__THE TASK__. Wherever the word "minimum" turns up in a line of the entries, copy that line.

[Dataset items]
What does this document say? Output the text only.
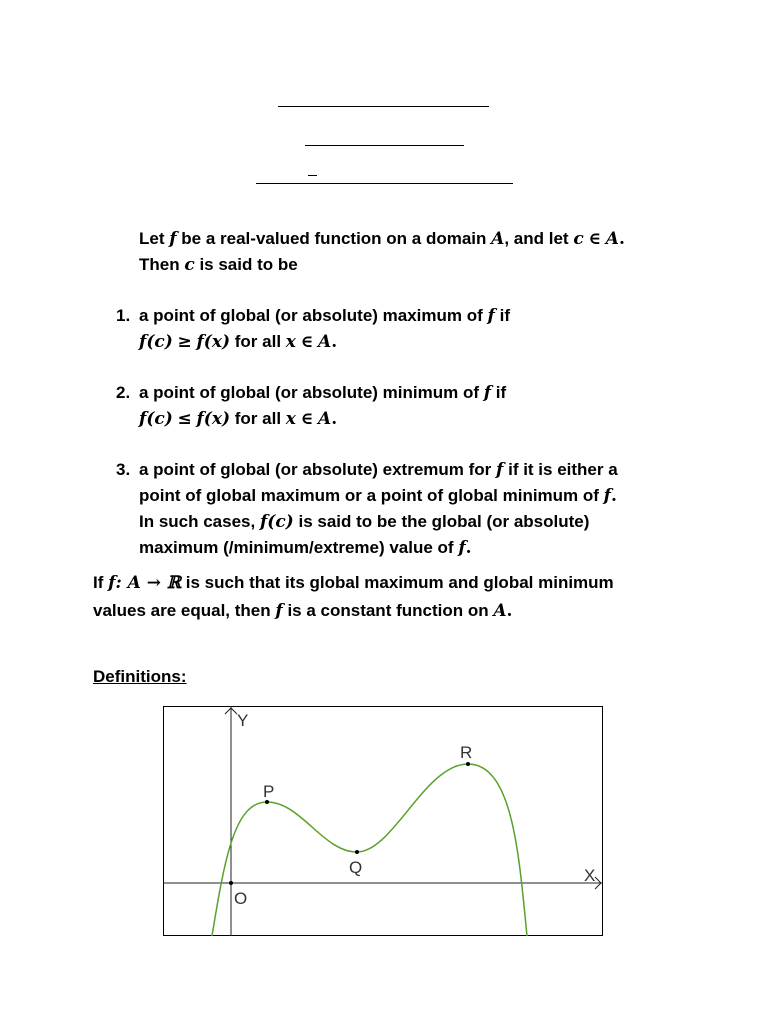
Let f be a real-valued function on a domain A, and let c ∈ A.
Then c is said to be
1. a point of global (or absolute) maximum of f if
f(c) ≥ f(x) for all x ∈ A.
2. a point of global (or absolute) minimum of f if
f(c) ≤ f(x) for all x ∈ A.
3. a point of global (or absolute) extremum for f if it is either a
point of global maximum or a point of global minimum of f.
In such cases, f(c) is said to be the global (or absolute)
maximum (/minimum/extreme) value of f.
If f: A → ℝ is such that its global maximum and global minimum
values are equal, then f is a constant function on A.
Definitions:
Y
X
O
P
Q
R
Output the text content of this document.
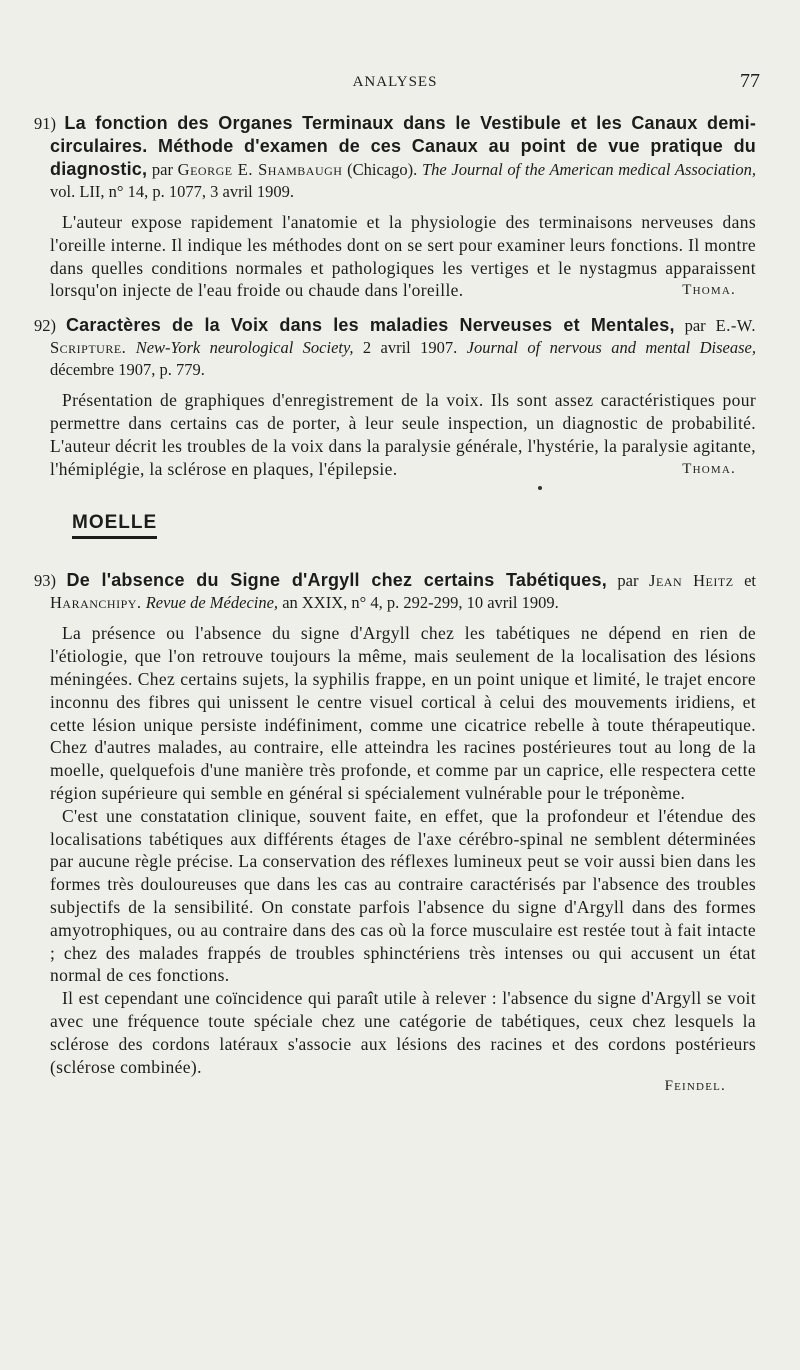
ANALYSES	77

91) La fonction des Organes Terminaux dans le Vestibule et les Canaux demi-circulaires. Méthode d'examen de ces Canaux au point de vue pratique du diagnostic, par George E. Shambaugh (Chicago). The Journal of the American medical Association, vol. LII, n° 14, p. 1077, 3 avril 1909.

L'auteur expose rapidement l'anatomie et la physiologie des terminaisons nerveuses dans l'oreille interne. Il indique les méthodes dont on se sert pour examiner leurs fonctions. Il montre dans quelles conditions normales et pathologiques les vertiges et le nystagmus apparaissent lorsqu'on injecte de l'eau froide ou chaude dans l'oreille.	Thoma.

92) Caractères de la Voix dans les maladies Nerveuses et Mentales, par E.-W. Scripture. New-York neurological Society, 2 avril 1907. Journal of nervous and mental Disease, décembre 1907, p. 779.

Présentation de graphiques d'enregistrement de la voix. Ils sont assez caractéristiques pour permettre dans certains cas de porter, à leur seule inspection, un diagnostic de probabilité. L'auteur décrit les troubles de la voix dans la paralysie générale, l'hystérie, la paralysie agitante, l'hémiplégie, la sclérose en plaques, l'épilepsie.	Thoma.

MOELLE

93) De l'absence du Signe d'Argyll chez certains Tabétiques, par Jean Heitz et Haranchipy. Revue de Médecine, an XXIX, n° 4, p. 292-299, 10 avril 1909.

La présence ou l'absence du signe d'Argyll chez les tabétiques ne dépend en rien de l'étiologie, que l'on retrouve toujours la même, mais seulement de la localisation des lésions méningées. Chez certains sujets, la syphilis frappe, en un point unique et limité, le trajet encore inconnu des fibres qui unissent le centre visuel cortical à celui des mouvements iridiens, et cette lésion unique persiste indéfiniment, comme une cicatrice rebelle à toute thérapeutique. Chez d'autres malades, au contraire, elle atteindra les racines postérieures tout au long de la moelle, quelquefois d'une manière très profonde, et comme par un caprice, elle respectera cette région supérieure qui semble en général si spécialement vulnérable pour le tréponème.

C'est une constatation clinique, souvent faite, en effet, que la profondeur et l'étendue des localisations tabétiques aux différents étages de l'axe cérébro-spinal ne semblent déterminées par aucune règle précise. La conservation des réflexes lumineux peut se voir aussi bien dans les formes très douloureuses que dans les cas au contraire caractérisés par l'absence des troubles subjectifs de la sensibilité. On constate parfois l'absence du signe d'Argyll dans des formes amyotrophiques, ou au contraire dans des cas où la force musculaire est restée tout à fait intacte ; chez des malades frappés de troubles sphinctériens très intenses ou qui accusent un état normal de ces fonctions.

Il est cependant une coïncidence qui paraît utile à relever : l'absence du signe d'Argyll se voit avec une fréquence toute spéciale chez une catégorie de tabétiques, ceux chez lesquels la sclérose des cordons latéraux s'associe aux lésions des racines et des cordons postérieurs (sclérose combinée).

Feindel.
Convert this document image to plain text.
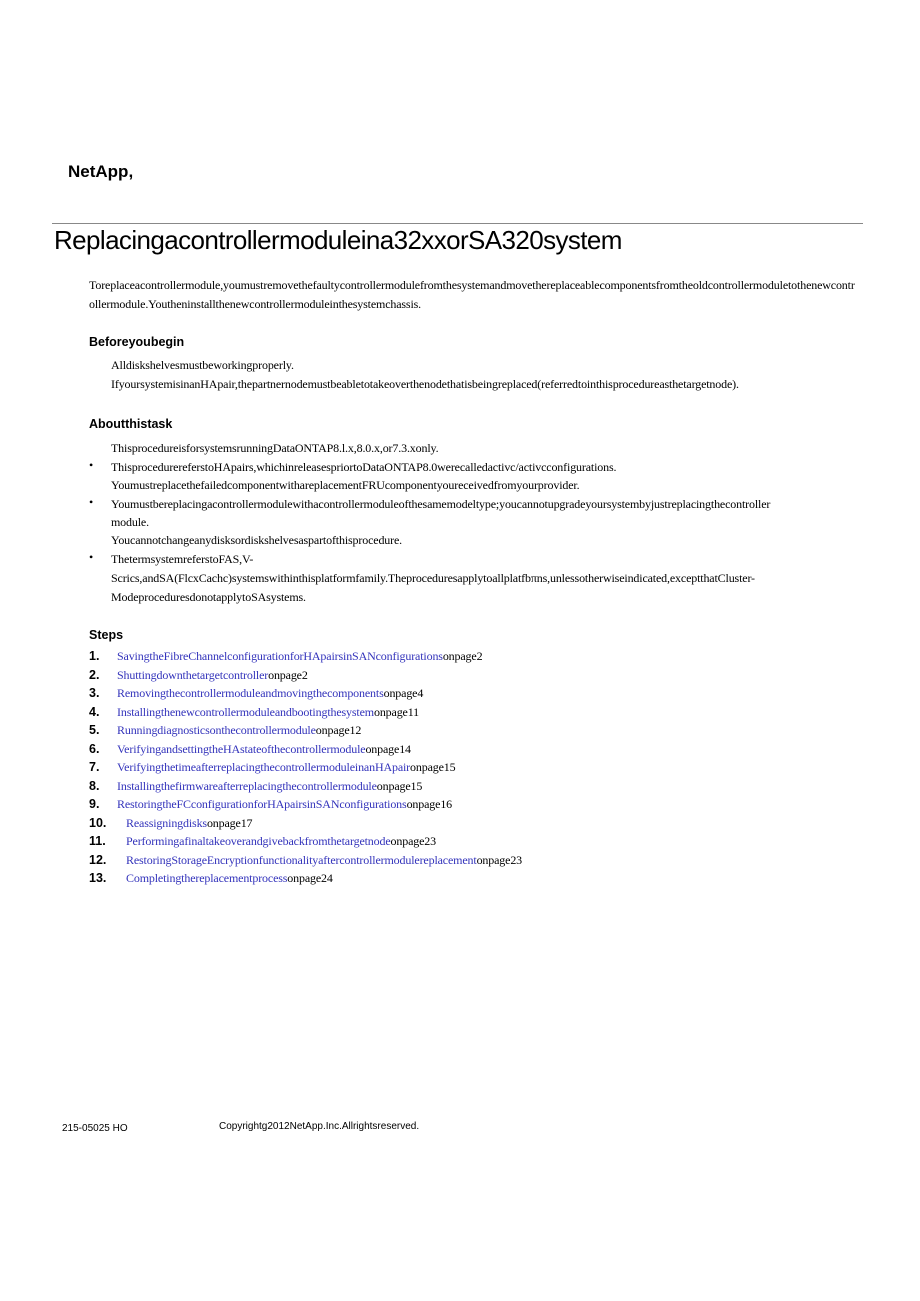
NetApp,
Replacingacontrollermoduleina32xxorSA320system
Toreplaceacontrollermodule,youmustremovethefaultycontrollermodulefromthesystemandmovethereplaceablecomponentsfromtheoldcontrollermoduletothenewcontrollermodule.Youtheninstallthenewcontrollermoduleinthesystemchassis.
Beforeyoubegin
Alldiskshelvesmustbeworkingproperly.
IfyoursystemisinanHApair,thepartnernodemustbeabletotakeoverthenodethatisbeingreplaced(referredtointhisprocedureasthetargetnode).
Aboutthistask
ThisprocedureisforsystemsrunningDataONTAP8.l.x,8.0.x,or7.3.xonly.
• ThisprocedurereferstoHApairs,whichinreleasespriortoDataONTAP8.0werecalledactivc/activcconfigurations.
YoumustreplacethefailedcomponentwithareplacementFRUcomponentyoureceivedfromyourprovider.
• Youmustbereplacingacontrollermodulewithacontrollermoduleofthesamemodeltype;youcannotupgradeyoursystembyjustreplacingthecontroller
module.
Youcannotchangeanydisksordiskshelvesaspartofthisprocedure.
• ThetermsystemreferstoFAS,V-
Scrics,andSA(FlcxCachc)systemswithinthisplatformfamily.Theproceduresapplytoallplatfbπns,unlessotherwiseindicated,exceptthatCluster-
ModeproceduresdonotapplytoSAsystems.
Steps
1.	SavingtheFibreChannelconfigurationforHApairsinSANconfigurations onpage2
2.	Shuttingdownthetargetcontroller onpage2
3.	Removingthecontrollermoduleandmovingthecomponents onpage4
4.	Installingthenewcontrollermoduleandbootingthesystem onpage11
5.	Runningdiagnosticsonthecontrollermodule onpage12
6.	VerifyingandsettingtheHAstateofthecontrollermodule onpage14
7.	VerifyingthetimeafterreplacingthecontrollermoduleinanHApair onpage15
8.	Installingthefirmwareafterreplacingthecontrollermodule onpage15
9.	RestoringtheFCconfigurationforHApairsinSANconfigurations onpage16
10.	Reassigningdisks onpage17
11.	Performingafinaltakeoverandgivebackfromthetargetnode onpage23
12.	RestoringStorageEncryptionfunctionalityaftercontrollermodulereplacement onpage23
13.	Completingthereplacementprocess onpage24
215-05025 HO	Copyrightg2012NetApp.Inc.Allrightsreserved.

__TASK ANSWER__.
2. a point of global (or absolute) minimum of f if
point of global maximum or a point of global minimum of f.
maximum (/minimum/extreme) value of f.
If f: A → ℝ is such that its global maximum and global minimum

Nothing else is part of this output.